_Reading passage_.
_ _ _

1. jordan basis problem

find th jordan form of A and find P for which $J=P^{-1}AP$
$A=\left(\begin{array}{ccc}1 & -3 & 3\\-2 & -6 & 13\\-1 & -4 & 8\end{array}\right)$
$|kI-A|=\left|\begin{array}{ccc}k-1 & +3 & -3\\2 & k+6 & -13\\+1 & +4 & k-8\end{array}\right|=(k-1)[(k+6)(k-8)+52]-3[2(k-8)+13]-3[8-k-6]$
$=(k-1)[k^{2}-8k+6k-48+52]-3[2k-16+13]-[2-k]=(k-1)[k^{2}-2k+4]-3[2k-3]-[2-k]=k^{3}-2k^{2}+4k-k^{2}+2k-4-6k+9-2+k=k^{3}-3k^{2}+k+3$

the answer in the book is that the caracteristic polinomial is $(x-1)^3$
why??

then regarding the finding of the basis problem
dont know what they have done here
any guidence
??

2. Re: jordan basis problem

check your arithmetic! you dropped a factor of 3 from the term -3[8-k-6] (you should have -3[2-k] at the end, not -[2-k]).

as far as finding P goes, i believe that dim(ker(A-I)) = 1 (prove this!), so the Jordan form of A is:

$\begin{bmatrix}1&1&0\\0&1&1\\0&0&1 \end{bmatrix}$

now A-I has nilpotency 3, right? so we can pick any vector in R^3 for an element in ker((A-I)^3).

_ _ _

_Given instruction 1_. In the Jordan form thread, rewrite the passage from "check your arithmetic!" up to and including "element in ker((A-I)^3).", putting "algebra" in place of "arithmetic".
The records that follow have no connection to the Jordan form thread.

_ _ _

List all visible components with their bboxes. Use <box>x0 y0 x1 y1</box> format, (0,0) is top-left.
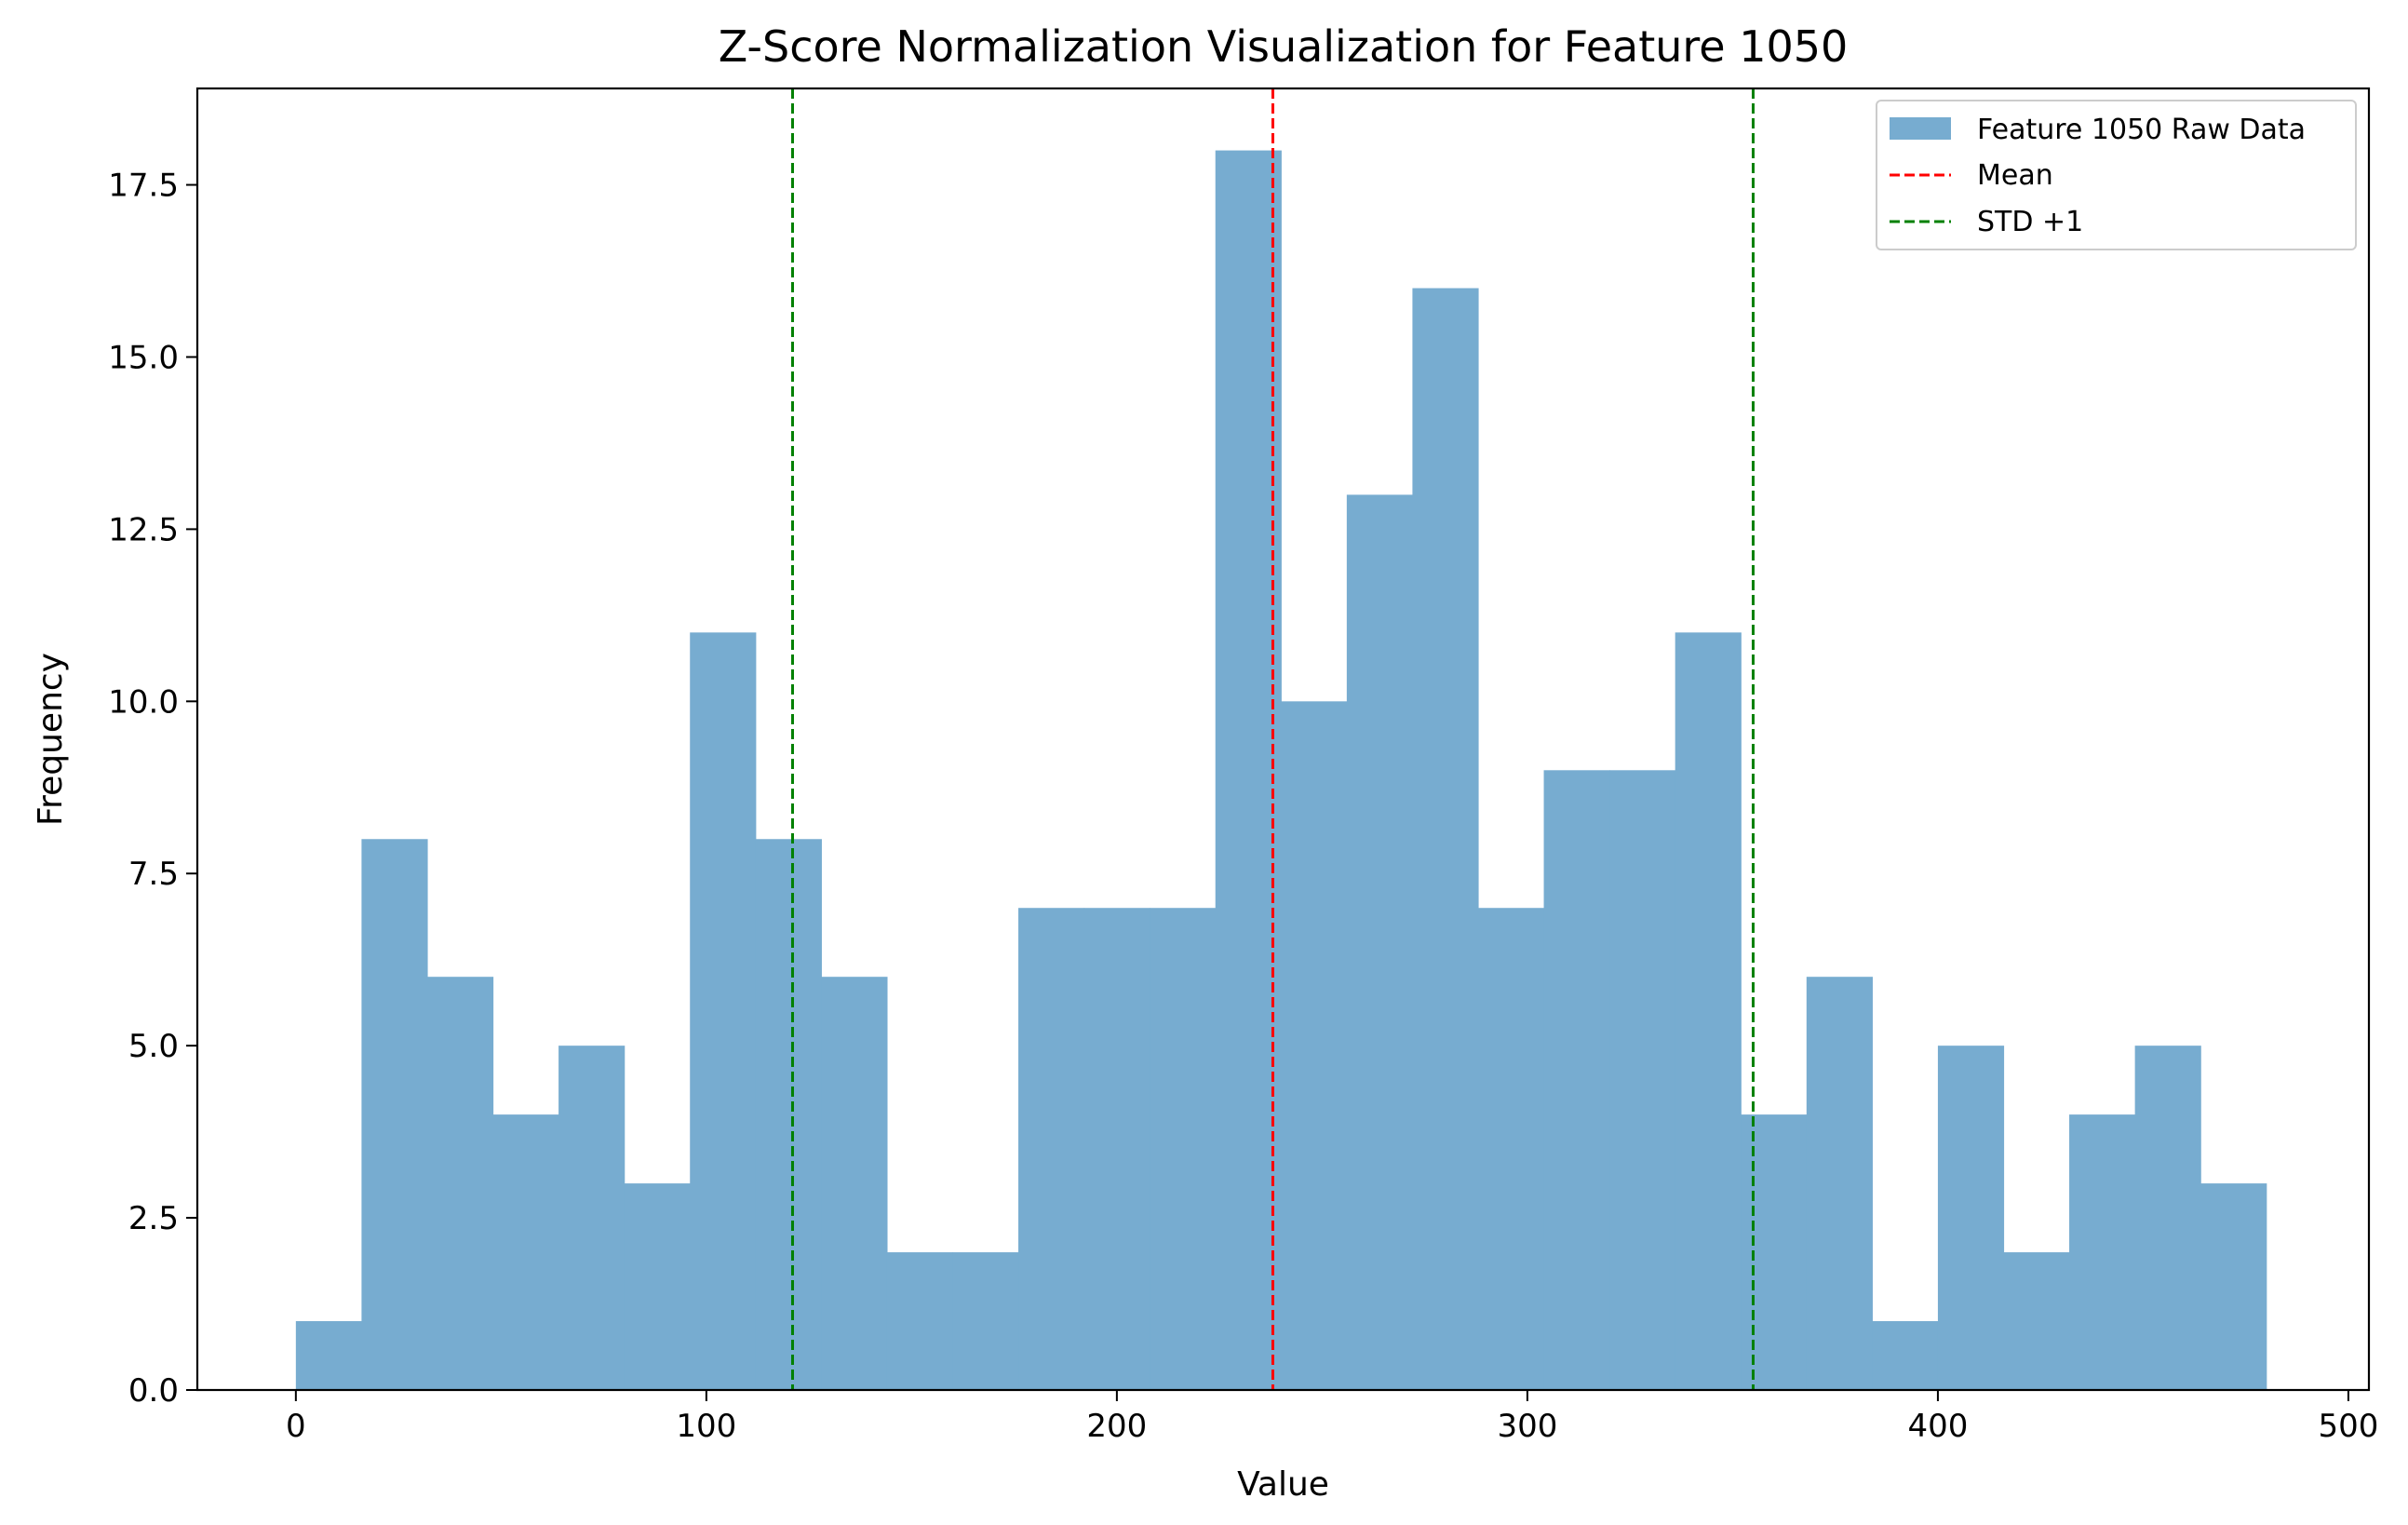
histogram-bar-24 <box>1872 1321 1939 1390</box>
legend-label-mean: Mean <box>1977 159 2053 192</box>
x-tick-label-0: 0 <box>286 1408 306 1445</box>
x-axis-ticks: 0 100 200 300 400 500 <box>286 1390 2378 1445</box>
histogram-bar-16 <box>1346 494 1414 1390</box>
y-axis-ticks: 0.0 2.5 5.0 7.5 10.0 12.5 15.0 17.5 <box>108 168 197 1410</box>
histogram-bar-15 <box>1281 701 1348 1390</box>
histogram-bar-29 <box>2200 1183 2267 1390</box>
legend: Feature 1050 Raw Data Mean STD +1 <box>1876 100 2357 250</box>
histogram-bar-19 <box>1543 770 1610 1390</box>
x-tick-label-4: 400 <box>1907 1408 1968 1445</box>
reference-lines-layer <box>790 88 1755 1390</box>
y-axis-title: Frequency <box>32 653 70 826</box>
histogram-bar-0 <box>295 1321 363 1390</box>
x-tick-label-5: 500 <box>2318 1408 2378 1445</box>
histogram-bar-18 <box>1477 908 1545 1390</box>
histogram-bar-12 <box>1083 908 1150 1390</box>
histogram-bar-25 <box>1937 1046 2005 1390</box>
histogram-bar-10 <box>952 1252 1019 1390</box>
chart-title: Z-Score Normalization Visualization for … <box>719 21 1849 72</box>
x-tick-label-1: 100 <box>676 1408 736 1445</box>
histogram-bar-6 <box>690 632 757 1390</box>
y-tick-label-1: 2.5 <box>128 1200 179 1237</box>
y-tick-label-2: 5.0 <box>128 1028 179 1065</box>
histogram-bar-27 <box>2069 1114 2136 1390</box>
histogram-bar-9 <box>886 1252 954 1390</box>
histogram-bar-28 <box>2134 1046 2201 1390</box>
x-tick-label-3: 300 <box>1497 1408 1557 1445</box>
y-tick-label-3: 7.5 <box>128 856 179 893</box>
legend-box <box>1876 100 2357 250</box>
histogram-bar-20 <box>1609 770 1676 1390</box>
histogram-bar-3 <box>492 1114 559 1390</box>
histogram-bar-8 <box>821 977 888 1390</box>
histogram-bar-7 <box>755 839 822 1390</box>
x-tick-label-2: 200 <box>1086 1408 1147 1445</box>
histogram-bar-4 <box>558 1046 626 1390</box>
legend-label-raw-data: Feature 1050 Raw Data <box>1977 114 2306 146</box>
y-tick-label-4: 10.0 <box>108 683 179 721</box>
bars-layer <box>295 150 2267 1391</box>
plot-frame <box>195 87 2371 1392</box>
y-tick-label-0: 0.0 <box>128 1372 179 1410</box>
histogram-bar-13 <box>1150 908 1217 1390</box>
x-axis-title: Value <box>1237 1465 1329 1504</box>
y-tick-label-7: 17.5 <box>108 168 179 205</box>
histogram-bar-2 <box>426 977 494 1390</box>
y-tick-label-5: 12.5 <box>108 511 179 548</box>
histogram-bar-11 <box>1018 908 1085 1390</box>
histogram-bar-17 <box>1412 288 1479 1390</box>
histogram-bar-21 <box>1675 632 1742 1390</box>
histogram-bar-14 <box>1215 150 1282 1391</box>
histogram-bar-23 <box>1806 977 1873 1390</box>
histogram-bar-22 <box>1741 1114 1808 1390</box>
legend-swatch-raw-data <box>1890 117 1951 140</box>
histogram-bar-1 <box>361 839 428 1390</box>
histogram-bar-26 <box>2003 1252 2070 1390</box>
legend-label-std: STD +1 <box>1977 206 2083 238</box>
y-tick-label-6: 15.0 <box>108 339 179 376</box>
histogram-bar-5 <box>624 1183 691 1390</box>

_ _ _

_Given instruction 2_. Copy out the lines of the records from the line with "histogram-bar-24 <box>1872 1321" up to and including the line with "histogram-bar-4 <box>558 1046 626 1390</box>", with no changes.

_Written solution 1_.
check your algebra! you dropped a factor of 3 from the term -3[8-k-6] (you should have -3[2-k] at the end, not -[2-k]).

as far as finding P goes, i believe that dim(ker(A-I)) = 1 (prove this!), so the Jordan form of A is:

$\begin{bmatrix}1&1&0\\0&1&1\\0&0&1 \end{bmatrix}$

now A-I has nilpotency 3, right? so we can pick any vector in R^3 for an element in ker((A-I)^3).

_Written solution 2_.
histogram-bar-24 <box>1872 1321 1939 1390</box>
legend-label-mean: Mean <box>1977 159 2053 192</box>
x-tick-label-0: 0 <box>286 1408 306 1445</box>
x-axis-ticks: 0 100 200 300 400 500 <box>286 1390 2378 1445</box>
histogram-bar-16 <box>1346 494 1414 1390</box>
y-axis-ticks: 0.0 2.5 5.0 7.5 10.0 12.5 15.0 17.5 <box>108 168 197 1410</box>
histogram-bar-15 <box>1281 701 1348 1390</box>
histogram-bar-29 <box>2200 1183 2267 1390</box>
legend: Feature 1050 Raw Data Mean STD +1 <box>1876 100 2357 250</box>
histogram-bar-19 <box>1543 770 1610 1390</box>
x-tick-label-4: 400 <box>1907 1408 1968 1445</box>
reference-lines-layer <box>790 88 1755 1390</box>
y-axis-title: Frequency <box>32 653 70 826</box>
histogram-bar-0 <box>295 1321 363 1390</box>
x-tick-label-5: 500 <box>2318 1408 2378 1445</box>
histogram-bar-18 <box>1477 908 1545 1390</box>
histogram-bar-12 <box>1083 908 1150 1390</box>
histogram-bar-25 <box>1937 1046 2005 1390</box>
histogram-bar-10 <box>952 1252 1019 1390</box>
chart-title: Z-Score Normalization Visualization for … <box>719 21 1849 72</box>
x-tick-label-1: 100 <box>676 1408 736 1445</box>
histogram-bar-6 <box>690 632 757 1390</box>
y-tick-label-1: 2.5 <box>128 1200 179 1237</box>
y-tick-label-2: 5.0 <box>128 1028 179 1065</box>
histogram-bar-27 <box>2069 1114 2136 1390</box>
histogram-bar-9 <box>886 1252 954 1390</box>
histogram-bar-28 <box>2134 1046 2201 1390</box>
x-tick-label-3: 300 <box>1497 1408 1557 1445</box>
y-tick-label-3: 7.5 <box>128 856 179 893</box>
legend-box <box>1876 100 2357 250</box>
histogram-bar-20 <box>1609 770 1676 1390</box>
histogram-bar-3 <box>492 1114 559 1390</box>
histogram-bar-8 <box>821 977 888 1390</box>
histogram-bar-7 <box>755 839 822 1390</box>
x-tick-label-2: 200 <box>1086 1408 1147 1445</box>
histogram-bar-4 <box>558 1046 626 1390</box>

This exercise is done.